(Excerpts from a figure dataset)

----

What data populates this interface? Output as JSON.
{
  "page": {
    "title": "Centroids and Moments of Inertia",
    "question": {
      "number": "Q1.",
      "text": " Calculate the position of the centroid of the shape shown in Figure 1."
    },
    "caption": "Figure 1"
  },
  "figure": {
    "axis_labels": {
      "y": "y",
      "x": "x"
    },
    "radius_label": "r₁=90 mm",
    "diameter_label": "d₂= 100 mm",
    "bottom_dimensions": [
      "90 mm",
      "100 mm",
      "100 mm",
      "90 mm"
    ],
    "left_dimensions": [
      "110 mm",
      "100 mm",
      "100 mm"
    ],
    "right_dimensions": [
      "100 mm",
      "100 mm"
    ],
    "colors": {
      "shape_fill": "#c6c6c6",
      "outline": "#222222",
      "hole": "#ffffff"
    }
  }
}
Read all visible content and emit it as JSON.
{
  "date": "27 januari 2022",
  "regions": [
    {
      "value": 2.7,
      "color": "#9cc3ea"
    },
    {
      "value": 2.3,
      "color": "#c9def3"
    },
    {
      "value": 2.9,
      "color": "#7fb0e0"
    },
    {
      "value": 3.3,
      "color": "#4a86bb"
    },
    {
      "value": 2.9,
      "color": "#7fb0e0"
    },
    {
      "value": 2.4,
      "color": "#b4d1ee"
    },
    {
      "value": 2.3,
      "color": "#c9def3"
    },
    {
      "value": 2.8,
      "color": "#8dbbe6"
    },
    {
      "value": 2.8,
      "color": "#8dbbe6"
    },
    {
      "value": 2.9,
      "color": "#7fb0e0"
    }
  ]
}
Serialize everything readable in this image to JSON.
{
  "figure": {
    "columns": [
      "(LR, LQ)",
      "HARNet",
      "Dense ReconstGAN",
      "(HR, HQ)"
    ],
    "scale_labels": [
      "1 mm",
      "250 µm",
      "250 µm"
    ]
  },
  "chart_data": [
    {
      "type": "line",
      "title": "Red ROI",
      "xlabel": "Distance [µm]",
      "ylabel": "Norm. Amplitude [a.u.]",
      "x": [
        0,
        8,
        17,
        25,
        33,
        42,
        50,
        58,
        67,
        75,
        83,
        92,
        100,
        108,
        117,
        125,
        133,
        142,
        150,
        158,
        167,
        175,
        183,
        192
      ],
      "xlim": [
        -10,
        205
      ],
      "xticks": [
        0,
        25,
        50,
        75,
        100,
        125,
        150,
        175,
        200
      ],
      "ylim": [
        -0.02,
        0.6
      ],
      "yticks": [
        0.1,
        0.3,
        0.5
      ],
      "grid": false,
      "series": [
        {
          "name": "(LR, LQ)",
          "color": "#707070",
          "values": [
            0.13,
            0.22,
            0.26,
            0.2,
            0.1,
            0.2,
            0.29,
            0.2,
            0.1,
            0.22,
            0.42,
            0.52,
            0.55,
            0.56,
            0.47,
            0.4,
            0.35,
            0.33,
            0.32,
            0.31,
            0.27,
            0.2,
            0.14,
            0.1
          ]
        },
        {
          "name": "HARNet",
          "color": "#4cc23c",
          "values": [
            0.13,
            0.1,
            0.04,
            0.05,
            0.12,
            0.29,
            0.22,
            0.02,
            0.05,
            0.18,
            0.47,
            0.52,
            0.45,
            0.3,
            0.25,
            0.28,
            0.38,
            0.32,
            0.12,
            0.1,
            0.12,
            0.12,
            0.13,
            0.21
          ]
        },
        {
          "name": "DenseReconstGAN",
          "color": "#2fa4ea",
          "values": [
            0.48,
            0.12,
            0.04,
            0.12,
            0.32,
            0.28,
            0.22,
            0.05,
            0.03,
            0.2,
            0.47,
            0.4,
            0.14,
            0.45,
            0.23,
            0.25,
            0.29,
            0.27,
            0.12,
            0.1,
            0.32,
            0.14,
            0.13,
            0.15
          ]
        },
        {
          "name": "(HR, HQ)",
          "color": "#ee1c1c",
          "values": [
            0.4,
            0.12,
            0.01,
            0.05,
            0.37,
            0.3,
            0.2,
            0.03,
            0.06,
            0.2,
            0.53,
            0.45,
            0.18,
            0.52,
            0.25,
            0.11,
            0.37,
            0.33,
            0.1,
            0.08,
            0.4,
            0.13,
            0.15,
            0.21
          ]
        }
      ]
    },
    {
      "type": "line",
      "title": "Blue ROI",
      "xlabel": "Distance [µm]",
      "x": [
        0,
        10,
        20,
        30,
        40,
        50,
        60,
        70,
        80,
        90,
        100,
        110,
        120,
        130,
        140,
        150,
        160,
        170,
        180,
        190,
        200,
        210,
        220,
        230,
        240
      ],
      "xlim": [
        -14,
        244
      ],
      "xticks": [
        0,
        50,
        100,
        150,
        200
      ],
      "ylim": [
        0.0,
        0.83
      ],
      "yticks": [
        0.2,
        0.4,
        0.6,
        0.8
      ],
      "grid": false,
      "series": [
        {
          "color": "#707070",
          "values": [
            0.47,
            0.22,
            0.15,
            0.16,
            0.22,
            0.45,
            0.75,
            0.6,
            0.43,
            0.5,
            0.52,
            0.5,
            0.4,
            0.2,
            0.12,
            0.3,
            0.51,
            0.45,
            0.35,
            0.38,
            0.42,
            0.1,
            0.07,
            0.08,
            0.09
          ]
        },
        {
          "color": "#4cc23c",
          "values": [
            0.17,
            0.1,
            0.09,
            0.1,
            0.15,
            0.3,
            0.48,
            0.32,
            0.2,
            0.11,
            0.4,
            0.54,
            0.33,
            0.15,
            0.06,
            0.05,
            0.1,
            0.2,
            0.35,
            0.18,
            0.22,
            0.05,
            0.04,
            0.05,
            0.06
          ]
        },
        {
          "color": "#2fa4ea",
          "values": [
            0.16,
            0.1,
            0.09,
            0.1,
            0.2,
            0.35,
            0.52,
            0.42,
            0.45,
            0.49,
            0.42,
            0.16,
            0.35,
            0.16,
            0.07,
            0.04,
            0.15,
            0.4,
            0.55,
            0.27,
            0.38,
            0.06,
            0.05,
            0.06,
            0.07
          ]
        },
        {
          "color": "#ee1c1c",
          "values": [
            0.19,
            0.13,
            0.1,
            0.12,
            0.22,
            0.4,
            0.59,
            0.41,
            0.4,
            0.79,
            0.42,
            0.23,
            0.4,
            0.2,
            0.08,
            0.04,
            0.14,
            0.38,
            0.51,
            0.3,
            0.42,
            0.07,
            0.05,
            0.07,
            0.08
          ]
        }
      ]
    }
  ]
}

----

For the entries above, count the lines that contain the string "JSON", and state that number without further comment.

#### Output
3